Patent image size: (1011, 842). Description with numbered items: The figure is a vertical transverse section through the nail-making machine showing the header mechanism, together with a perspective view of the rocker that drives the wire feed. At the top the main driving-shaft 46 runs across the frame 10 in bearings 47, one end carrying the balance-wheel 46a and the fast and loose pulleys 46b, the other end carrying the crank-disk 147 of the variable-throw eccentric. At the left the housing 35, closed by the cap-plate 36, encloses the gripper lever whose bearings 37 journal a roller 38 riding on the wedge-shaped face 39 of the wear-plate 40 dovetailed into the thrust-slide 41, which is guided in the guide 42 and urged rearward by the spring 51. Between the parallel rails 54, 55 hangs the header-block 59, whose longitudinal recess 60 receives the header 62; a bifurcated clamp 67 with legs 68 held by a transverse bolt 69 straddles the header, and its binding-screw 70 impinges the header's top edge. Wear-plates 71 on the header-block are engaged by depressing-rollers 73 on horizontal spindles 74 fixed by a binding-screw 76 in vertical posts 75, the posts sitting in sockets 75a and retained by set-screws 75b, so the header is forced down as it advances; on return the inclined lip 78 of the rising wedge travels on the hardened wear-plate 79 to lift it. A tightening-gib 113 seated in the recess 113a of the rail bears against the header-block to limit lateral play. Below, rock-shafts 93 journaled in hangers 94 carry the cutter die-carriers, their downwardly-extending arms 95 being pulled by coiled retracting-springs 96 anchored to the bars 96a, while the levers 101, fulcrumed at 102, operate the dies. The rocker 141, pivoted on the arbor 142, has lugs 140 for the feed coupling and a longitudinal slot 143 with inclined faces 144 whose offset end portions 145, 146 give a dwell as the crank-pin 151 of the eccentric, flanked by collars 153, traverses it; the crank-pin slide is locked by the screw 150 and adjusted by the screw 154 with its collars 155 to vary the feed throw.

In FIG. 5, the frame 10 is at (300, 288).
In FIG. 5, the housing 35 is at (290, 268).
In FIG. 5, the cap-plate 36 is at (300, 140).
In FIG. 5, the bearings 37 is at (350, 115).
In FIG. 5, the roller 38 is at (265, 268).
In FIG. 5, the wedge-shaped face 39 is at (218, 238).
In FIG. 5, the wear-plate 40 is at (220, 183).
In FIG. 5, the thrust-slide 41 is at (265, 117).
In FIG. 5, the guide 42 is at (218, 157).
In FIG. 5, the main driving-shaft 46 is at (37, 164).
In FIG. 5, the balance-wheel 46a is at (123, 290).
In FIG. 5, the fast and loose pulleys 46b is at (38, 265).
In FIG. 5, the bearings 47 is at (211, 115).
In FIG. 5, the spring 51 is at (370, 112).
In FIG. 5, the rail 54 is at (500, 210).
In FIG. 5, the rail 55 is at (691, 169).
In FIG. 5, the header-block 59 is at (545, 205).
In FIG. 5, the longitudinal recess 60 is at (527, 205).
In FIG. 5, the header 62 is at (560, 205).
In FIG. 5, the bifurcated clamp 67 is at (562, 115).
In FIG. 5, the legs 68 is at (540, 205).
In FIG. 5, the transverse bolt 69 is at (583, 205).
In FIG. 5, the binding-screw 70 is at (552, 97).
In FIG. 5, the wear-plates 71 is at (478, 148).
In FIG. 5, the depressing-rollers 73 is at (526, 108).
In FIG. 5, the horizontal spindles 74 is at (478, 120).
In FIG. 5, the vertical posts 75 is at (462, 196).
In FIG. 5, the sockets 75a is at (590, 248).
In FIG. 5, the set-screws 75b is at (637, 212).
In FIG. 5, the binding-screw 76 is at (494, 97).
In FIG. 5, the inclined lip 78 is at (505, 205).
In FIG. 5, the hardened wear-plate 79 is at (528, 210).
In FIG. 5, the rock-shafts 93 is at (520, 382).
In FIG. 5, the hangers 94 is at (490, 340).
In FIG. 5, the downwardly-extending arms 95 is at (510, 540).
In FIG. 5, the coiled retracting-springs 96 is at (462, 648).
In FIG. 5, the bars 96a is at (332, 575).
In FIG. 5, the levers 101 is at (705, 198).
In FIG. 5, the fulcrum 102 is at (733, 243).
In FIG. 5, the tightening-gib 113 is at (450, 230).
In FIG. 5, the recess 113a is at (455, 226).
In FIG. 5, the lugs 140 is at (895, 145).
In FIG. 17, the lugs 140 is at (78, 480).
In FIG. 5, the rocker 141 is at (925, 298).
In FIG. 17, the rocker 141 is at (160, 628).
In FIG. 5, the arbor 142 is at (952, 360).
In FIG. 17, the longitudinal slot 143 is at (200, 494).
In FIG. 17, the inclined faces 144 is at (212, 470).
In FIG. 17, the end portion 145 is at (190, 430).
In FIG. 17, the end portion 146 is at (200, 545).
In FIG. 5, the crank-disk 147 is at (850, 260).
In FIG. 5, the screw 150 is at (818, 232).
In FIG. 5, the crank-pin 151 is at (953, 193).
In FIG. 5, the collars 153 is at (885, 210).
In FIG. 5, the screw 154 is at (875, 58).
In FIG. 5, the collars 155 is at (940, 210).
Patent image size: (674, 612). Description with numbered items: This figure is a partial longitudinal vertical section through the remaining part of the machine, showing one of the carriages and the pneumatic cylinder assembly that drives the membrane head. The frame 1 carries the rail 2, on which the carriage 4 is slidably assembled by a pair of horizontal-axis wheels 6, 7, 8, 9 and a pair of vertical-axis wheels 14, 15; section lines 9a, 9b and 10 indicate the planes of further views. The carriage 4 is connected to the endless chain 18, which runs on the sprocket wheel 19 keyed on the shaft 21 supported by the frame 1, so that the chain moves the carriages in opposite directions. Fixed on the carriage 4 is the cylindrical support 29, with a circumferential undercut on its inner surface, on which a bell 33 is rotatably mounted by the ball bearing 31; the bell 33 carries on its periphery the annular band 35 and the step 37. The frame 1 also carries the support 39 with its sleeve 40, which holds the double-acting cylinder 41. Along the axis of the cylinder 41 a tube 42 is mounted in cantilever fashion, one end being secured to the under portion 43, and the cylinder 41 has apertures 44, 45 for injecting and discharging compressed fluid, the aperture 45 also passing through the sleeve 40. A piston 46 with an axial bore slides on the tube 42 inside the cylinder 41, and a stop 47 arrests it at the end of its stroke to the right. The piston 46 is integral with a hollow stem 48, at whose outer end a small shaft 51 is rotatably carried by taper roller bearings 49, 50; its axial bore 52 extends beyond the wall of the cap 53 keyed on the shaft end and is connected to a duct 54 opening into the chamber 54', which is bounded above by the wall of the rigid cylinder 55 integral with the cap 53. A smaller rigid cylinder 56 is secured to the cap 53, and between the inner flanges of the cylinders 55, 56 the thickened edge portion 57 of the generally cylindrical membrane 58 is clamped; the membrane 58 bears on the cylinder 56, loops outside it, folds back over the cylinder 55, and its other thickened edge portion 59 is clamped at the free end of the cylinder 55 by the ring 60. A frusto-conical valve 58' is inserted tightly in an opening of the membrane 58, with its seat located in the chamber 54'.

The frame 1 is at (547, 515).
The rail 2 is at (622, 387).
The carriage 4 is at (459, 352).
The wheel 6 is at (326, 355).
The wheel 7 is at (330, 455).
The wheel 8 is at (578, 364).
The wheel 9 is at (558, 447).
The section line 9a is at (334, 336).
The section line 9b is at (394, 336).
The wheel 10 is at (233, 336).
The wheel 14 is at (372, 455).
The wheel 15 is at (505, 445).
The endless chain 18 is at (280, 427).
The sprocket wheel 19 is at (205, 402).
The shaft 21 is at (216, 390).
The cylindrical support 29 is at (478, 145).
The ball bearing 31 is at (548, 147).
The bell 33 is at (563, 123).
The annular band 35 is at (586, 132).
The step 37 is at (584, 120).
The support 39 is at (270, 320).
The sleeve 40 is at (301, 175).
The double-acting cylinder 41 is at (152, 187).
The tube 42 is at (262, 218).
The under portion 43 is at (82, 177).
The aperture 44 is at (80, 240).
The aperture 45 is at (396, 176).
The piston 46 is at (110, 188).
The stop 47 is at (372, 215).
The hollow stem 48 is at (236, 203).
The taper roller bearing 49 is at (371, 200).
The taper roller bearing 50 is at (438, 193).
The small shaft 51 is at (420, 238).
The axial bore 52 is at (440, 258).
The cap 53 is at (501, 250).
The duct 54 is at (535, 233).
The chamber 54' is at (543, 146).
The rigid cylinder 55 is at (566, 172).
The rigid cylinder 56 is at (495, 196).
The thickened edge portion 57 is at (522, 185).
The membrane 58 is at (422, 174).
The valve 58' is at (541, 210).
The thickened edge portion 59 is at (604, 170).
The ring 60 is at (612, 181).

- - - - - - -

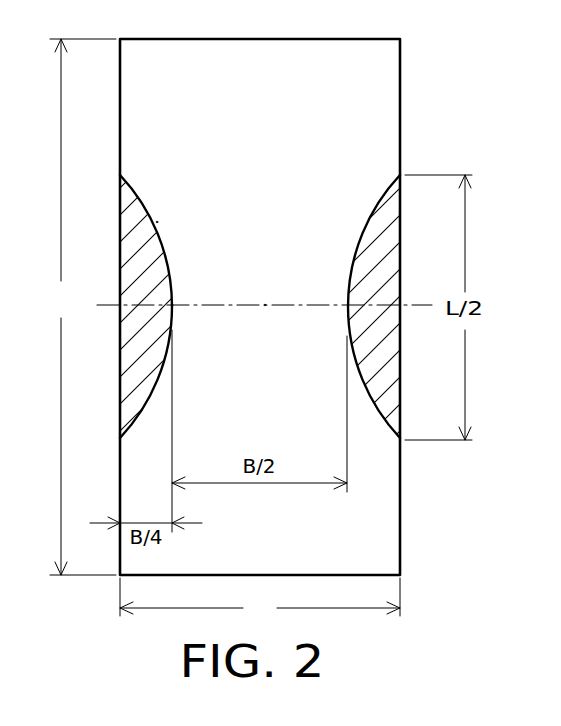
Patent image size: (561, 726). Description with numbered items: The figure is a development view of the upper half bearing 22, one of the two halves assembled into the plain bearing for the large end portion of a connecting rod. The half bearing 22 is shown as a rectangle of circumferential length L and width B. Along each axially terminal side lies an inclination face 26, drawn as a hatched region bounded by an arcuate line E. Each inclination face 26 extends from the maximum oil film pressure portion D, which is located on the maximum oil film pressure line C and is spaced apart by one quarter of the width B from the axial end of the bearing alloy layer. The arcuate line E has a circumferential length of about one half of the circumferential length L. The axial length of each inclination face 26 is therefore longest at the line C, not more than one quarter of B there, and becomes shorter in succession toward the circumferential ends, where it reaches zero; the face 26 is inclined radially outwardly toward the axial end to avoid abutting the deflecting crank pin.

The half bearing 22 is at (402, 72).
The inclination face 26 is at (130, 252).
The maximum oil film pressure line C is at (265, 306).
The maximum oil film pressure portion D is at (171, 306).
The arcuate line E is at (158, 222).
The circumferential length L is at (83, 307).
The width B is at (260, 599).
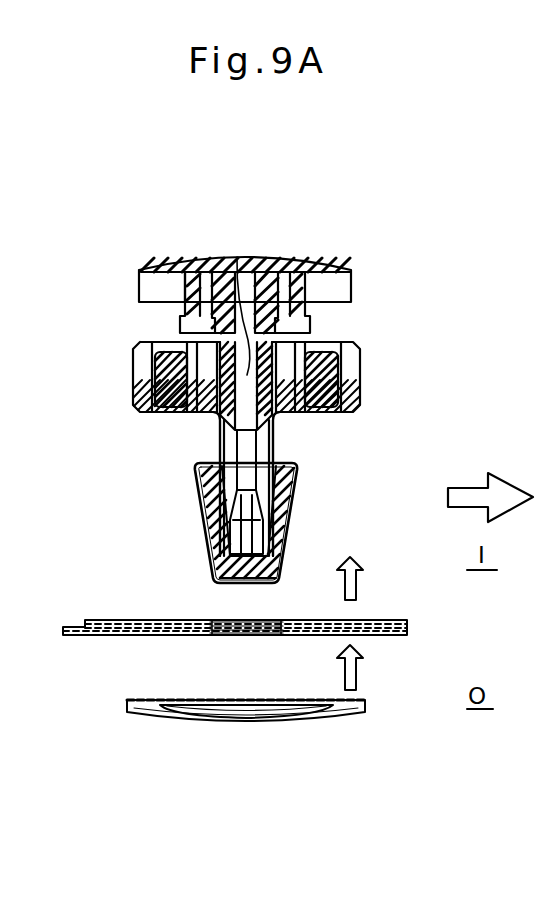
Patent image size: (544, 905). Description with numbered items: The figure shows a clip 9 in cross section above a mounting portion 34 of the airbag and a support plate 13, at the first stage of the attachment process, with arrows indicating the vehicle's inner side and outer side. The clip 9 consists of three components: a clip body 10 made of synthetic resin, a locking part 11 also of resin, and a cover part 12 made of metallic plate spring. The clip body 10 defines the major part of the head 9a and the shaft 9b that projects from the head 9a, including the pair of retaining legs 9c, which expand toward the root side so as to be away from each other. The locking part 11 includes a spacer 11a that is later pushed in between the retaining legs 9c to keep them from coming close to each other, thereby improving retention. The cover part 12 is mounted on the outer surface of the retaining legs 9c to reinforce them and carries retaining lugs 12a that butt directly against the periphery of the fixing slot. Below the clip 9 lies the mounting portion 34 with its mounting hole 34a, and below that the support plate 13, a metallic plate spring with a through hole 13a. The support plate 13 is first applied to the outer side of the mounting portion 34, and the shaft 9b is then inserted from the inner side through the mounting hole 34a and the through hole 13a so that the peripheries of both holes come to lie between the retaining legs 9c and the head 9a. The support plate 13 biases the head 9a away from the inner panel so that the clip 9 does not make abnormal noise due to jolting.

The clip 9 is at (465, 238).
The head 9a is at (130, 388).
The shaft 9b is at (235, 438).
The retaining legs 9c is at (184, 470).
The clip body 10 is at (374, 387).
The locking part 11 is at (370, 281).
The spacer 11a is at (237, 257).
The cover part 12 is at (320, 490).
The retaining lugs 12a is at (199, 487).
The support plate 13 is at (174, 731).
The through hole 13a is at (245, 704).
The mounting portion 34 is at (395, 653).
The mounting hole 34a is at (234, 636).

- - - - - - -

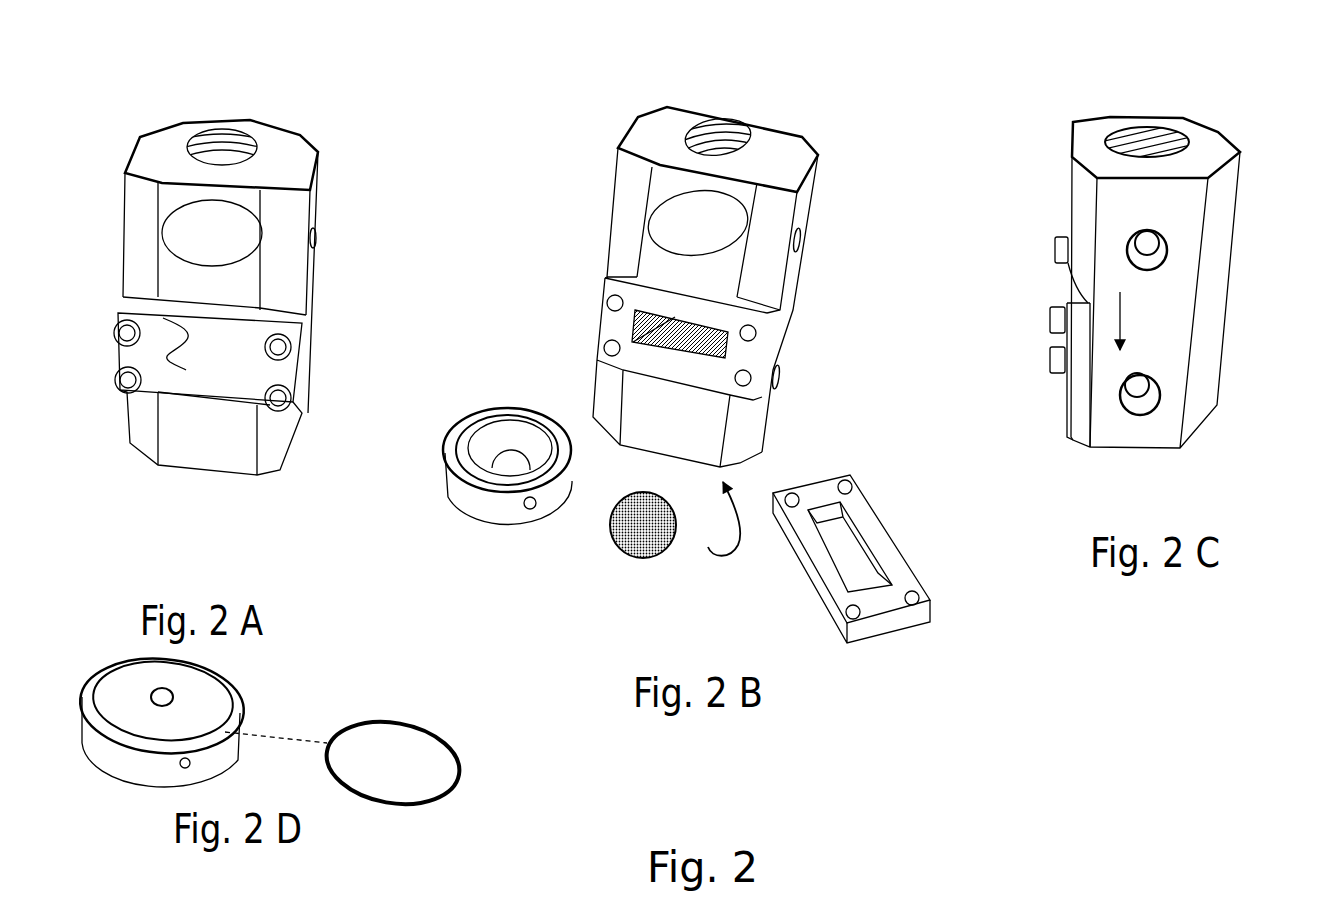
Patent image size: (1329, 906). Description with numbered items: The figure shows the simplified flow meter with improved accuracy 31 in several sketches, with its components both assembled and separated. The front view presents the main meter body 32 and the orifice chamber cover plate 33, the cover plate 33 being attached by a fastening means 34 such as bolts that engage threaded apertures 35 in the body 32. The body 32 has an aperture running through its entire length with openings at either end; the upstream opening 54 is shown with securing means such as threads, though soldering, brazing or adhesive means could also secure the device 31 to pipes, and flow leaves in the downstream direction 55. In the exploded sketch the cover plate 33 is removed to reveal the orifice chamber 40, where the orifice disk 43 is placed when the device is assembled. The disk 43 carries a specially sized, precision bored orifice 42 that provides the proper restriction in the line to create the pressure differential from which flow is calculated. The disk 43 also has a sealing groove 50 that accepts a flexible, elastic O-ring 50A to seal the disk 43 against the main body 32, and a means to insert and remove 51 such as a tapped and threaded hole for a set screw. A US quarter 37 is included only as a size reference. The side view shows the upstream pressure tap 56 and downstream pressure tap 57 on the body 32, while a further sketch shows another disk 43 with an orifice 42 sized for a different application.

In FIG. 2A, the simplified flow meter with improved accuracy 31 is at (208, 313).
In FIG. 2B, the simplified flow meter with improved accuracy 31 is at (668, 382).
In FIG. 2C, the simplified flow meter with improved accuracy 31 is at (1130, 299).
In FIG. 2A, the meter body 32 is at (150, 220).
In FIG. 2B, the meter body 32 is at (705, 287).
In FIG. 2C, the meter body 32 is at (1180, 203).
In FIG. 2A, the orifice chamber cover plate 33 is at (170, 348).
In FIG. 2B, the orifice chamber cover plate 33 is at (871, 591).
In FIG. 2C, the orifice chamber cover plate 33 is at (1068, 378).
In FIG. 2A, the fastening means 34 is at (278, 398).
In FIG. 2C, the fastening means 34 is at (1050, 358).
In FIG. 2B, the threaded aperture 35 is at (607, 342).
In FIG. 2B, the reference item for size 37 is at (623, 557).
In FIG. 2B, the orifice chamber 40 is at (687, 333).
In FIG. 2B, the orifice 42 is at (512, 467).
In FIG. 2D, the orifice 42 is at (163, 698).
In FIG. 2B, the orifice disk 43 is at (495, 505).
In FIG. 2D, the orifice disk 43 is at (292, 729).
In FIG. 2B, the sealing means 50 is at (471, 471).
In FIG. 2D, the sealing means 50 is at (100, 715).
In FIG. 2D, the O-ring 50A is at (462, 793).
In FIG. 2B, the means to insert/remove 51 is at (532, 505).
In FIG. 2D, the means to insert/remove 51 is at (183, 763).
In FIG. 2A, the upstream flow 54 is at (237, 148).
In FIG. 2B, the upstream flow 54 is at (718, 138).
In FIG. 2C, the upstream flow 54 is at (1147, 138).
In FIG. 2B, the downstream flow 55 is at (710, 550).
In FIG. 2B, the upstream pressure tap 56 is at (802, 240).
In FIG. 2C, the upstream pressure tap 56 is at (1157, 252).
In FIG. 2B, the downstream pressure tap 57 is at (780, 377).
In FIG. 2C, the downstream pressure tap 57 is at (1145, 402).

- - - - - - -

Set problem:
Print the lines above again without changes, starting at the line containing "Patent image size: (561, 726)." and ending with the line containing "The half bearing 22 is at (402, 72).", both of those included.

Full response:
Patent image size: (561, 726). Description with numbered items: The figure is a development view of the upper half bearing 22, one of the two halves assembled into the plain bearing for the large end portion of a connecting rod. The half bearing 22 is shown as a rectangle of circumferential length L and width B. Along each axially terminal side lies an inclination face 26, drawn as a hatched region bounded by an arcuate line E. Each inclination face 26 extends from the maximum oil film pressure portion D, which is located on the maximum oil film pressure line C and is spaced apart by one quarter of the width B from the axial end of the bearing alloy layer. The arcuate line E has a circumferential length of about one half of the circumferential length L. The axial length of each inclination face 26 is therefore longest at the line C, not more than one quarter of B there, and becomes shorter in succession toward the circumferential ends, where it reaches zero; the face 26 is inclined radially outwardly toward the axial end to avoid abutting the deflecting crank pin.

The half bearing 22 is at (402, 72).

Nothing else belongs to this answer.